Requirement: Lines holding the string "ylabel" are the ones to copy; find them all in the data.

Data provided:
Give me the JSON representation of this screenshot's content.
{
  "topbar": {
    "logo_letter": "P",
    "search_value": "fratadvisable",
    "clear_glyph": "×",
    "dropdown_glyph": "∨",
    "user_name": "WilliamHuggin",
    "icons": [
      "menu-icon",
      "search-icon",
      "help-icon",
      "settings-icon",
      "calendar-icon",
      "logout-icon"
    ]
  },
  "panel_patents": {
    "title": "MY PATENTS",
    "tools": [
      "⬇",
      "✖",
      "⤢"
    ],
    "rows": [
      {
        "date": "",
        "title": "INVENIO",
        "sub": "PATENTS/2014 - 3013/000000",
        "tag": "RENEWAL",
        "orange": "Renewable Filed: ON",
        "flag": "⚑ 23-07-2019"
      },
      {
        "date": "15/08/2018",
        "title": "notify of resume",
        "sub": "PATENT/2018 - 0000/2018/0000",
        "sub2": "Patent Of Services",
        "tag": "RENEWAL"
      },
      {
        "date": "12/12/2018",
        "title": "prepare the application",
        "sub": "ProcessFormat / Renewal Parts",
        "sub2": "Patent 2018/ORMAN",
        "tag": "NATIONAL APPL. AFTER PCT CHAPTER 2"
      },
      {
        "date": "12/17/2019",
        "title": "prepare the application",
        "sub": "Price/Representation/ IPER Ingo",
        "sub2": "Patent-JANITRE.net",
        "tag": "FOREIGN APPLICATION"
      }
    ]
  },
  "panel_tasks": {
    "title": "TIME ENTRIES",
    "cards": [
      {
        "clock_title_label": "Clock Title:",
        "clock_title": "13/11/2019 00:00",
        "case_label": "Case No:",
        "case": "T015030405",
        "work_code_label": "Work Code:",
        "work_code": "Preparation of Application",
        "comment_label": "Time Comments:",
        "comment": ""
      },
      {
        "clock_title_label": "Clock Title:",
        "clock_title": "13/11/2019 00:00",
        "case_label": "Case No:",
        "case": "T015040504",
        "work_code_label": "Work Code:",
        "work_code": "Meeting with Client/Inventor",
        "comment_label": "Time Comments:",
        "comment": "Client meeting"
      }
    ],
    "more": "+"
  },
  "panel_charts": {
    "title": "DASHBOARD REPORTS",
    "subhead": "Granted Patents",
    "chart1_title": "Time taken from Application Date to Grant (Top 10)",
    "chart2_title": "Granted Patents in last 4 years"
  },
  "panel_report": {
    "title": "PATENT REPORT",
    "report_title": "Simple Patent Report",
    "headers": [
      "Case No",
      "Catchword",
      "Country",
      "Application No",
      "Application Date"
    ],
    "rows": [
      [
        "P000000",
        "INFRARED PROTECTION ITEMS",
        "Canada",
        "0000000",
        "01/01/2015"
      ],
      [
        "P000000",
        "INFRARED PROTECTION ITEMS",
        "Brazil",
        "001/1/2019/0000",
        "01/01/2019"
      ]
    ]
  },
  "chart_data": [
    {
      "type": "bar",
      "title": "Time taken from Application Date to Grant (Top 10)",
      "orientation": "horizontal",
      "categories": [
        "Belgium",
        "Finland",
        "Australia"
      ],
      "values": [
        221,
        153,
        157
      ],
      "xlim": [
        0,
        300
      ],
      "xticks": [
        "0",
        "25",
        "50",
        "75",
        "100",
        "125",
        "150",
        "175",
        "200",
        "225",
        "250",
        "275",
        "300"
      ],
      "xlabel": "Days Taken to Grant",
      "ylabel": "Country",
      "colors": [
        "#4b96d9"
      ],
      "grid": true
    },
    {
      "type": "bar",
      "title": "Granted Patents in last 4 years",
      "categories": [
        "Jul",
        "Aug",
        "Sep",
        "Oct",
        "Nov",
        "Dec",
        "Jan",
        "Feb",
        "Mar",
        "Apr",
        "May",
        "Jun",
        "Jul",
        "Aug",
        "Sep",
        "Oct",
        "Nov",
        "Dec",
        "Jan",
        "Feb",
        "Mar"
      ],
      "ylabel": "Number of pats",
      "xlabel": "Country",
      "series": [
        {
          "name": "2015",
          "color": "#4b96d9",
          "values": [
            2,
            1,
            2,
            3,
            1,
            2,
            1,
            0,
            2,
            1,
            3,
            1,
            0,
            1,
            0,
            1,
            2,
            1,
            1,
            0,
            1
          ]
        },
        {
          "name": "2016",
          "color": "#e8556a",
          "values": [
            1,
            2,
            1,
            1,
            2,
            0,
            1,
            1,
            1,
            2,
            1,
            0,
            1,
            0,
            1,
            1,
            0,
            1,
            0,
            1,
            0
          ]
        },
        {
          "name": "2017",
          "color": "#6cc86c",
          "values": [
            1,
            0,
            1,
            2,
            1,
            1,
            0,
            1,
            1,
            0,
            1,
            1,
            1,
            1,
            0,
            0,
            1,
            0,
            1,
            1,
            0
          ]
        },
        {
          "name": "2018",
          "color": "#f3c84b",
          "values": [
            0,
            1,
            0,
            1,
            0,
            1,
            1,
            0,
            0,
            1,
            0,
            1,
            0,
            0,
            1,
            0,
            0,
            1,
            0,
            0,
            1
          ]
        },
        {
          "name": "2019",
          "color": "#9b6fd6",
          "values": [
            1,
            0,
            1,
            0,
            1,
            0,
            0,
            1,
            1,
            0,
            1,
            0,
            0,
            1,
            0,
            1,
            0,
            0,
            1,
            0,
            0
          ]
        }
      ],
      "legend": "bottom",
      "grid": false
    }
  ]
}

Solution:
      "ylabel": "Country",
      "ylabel": "Number of pats",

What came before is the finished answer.